_Working data_:
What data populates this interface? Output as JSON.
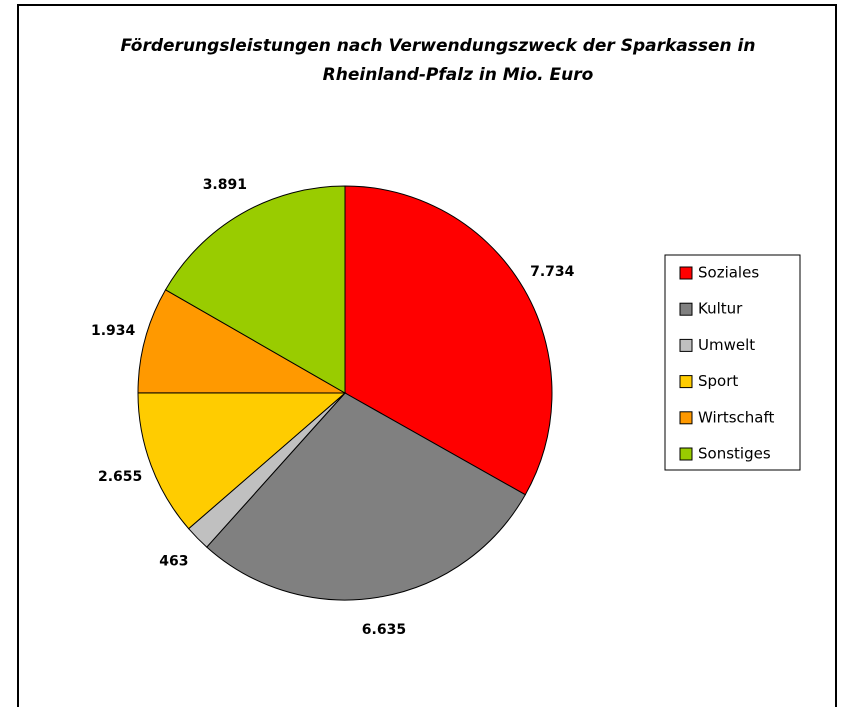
{
  "chart_data": {
    "type": "pie",
    "title": [
      "Förderungsleistungen nach Verwendungszweck der Sparkassen in",
      "Rheinland-Pfalz in Mio. Euro"
    ],
    "categories": [
      "Soziales",
      "Kultur",
      "Umwelt",
      "Sport",
      "Wirtschaft",
      "Sonstiges"
    ],
    "values": [
      7734,
      6635,
      463,
      2655,
      1934,
      3891
    ],
    "value_labels": [
      "7.734",
      "6.635",
      "463",
      "2.655",
      "1.934",
      "3.891"
    ],
    "colors": [
      "#ff0000",
      "#808080",
      "#c0c0c0",
      "#ffcc00",
      "#ff9900",
      "#99cc00"
    ],
    "legend": "right"
  }
}
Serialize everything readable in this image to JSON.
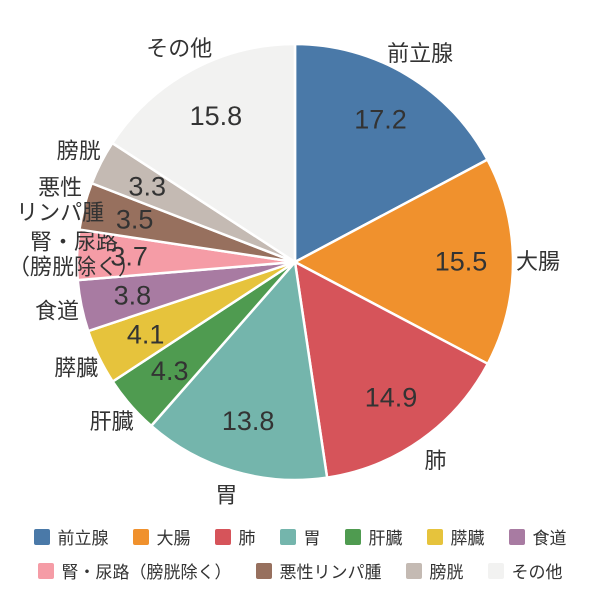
{
  "chart_data": {
    "type": "pie",
    "title": "",
    "unit": "%",
    "start_angle_deg": 0,
    "direction": "clockwise",
    "legend_position": "bottom",
    "legend_rows": [
      7,
      4
    ],
    "slices": [
      {
        "label": "前立腺",
        "value": 17.2,
        "color": "#4a79a8"
      },
      {
        "label": "大腸",
        "value": 15.5,
        "color": "#f0912d"
      },
      {
        "label": "肺",
        "value": 14.9,
        "color": "#d6545a"
      },
      {
        "label": "胃",
        "value": 13.8,
        "color": "#74b5ac"
      },
      {
        "label": "肝臓",
        "value": 4.3,
        "color": "#4f9b50"
      },
      {
        "label": "膵臓",
        "value": 4.1,
        "color": "#e6c33c"
      },
      {
        "label": "食道",
        "value": 3.8,
        "color": "#a87ba2"
      },
      {
        "label": "腎・尿路（膀胱除く）",
        "value": 3.7,
        "color": "#f59ca6",
        "label_lines": [
          "腎・尿路",
          "（膀胱除く）"
        ]
      },
      {
        "label": "悪性リンパ腫",
        "value": 3.5,
        "color": "#97705e",
        "label_lines": [
          "悪性",
          "リンパ腫"
        ]
      },
      {
        "label": "膀胱",
        "value": 3.3,
        "color": "#c4bab3"
      },
      {
        "label": "その他",
        "value": 15.8,
        "color": "#f2f2f1"
      }
    ]
  },
  "colors": {
    "text": "#333333",
    "background": "#ffffff",
    "slice_border": "#ffffff"
  }
}
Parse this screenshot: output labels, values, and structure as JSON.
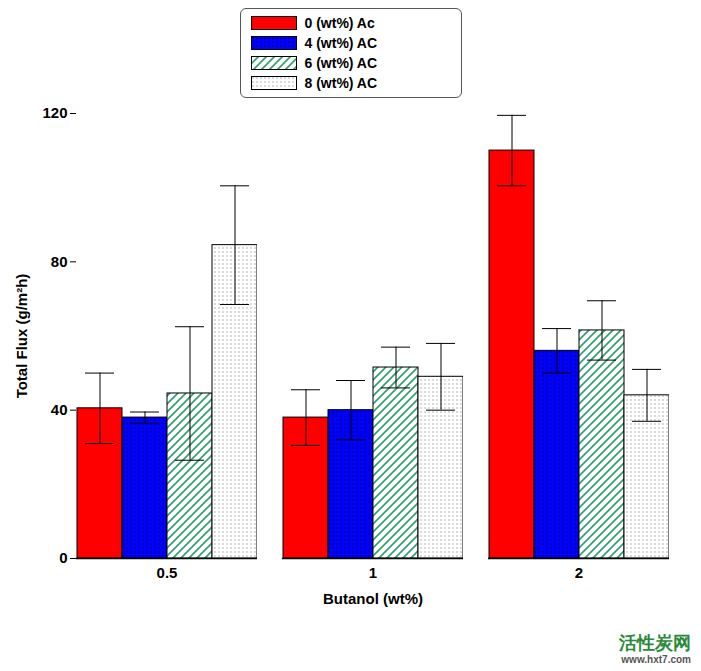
{
  "chart_data": {
    "type": "bar",
    "x_label": "Butanol (wt%)",
    "y_label": "Total Flux (g/m²h)",
    "categories": [
      "0.5",
      "1",
      "2"
    ],
    "series": [
      {
        "name": "0 (wt%) Ac",
        "color": "#ff0000",
        "values": [
          40.5,
          38,
          110
        ],
        "errors": [
          9.5,
          7.5,
          9.5
        ]
      },
      {
        "name": "4 (wt%) AC",
        "color": "#0000ff",
        "values": [
          38,
          40,
          56
        ],
        "errors": [
          1.5,
          8,
          6
        ]
      },
      {
        "name": "6 (wt%) AC",
        "color": "#2e9e6e",
        "values": [
          44.5,
          51.5,
          61.5
        ],
        "errors": [
          18,
          5.5,
          8
        ]
      },
      {
        "name": "8 (wt%) AC",
        "color": "#999999",
        "values": [
          84.5,
          49,
          44
        ],
        "errors": [
          16,
          9,
          7
        ]
      }
    ],
    "ylim": [
      0,
      120
    ],
    "yticks": [
      0,
      40,
      80,
      120
    ],
    "legend": "top",
    "annotations": [
      "活性炭网",
      "www.hxt7.com"
    ]
  }
}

_Request_:
Pull every line containing the word "this" out of the material.

_Correct response_:
What data populates this interface? Output as JSON.
Serialize everything readable in this image to JSON.
Parse this screenshot: output labels, values, and structure as JSON.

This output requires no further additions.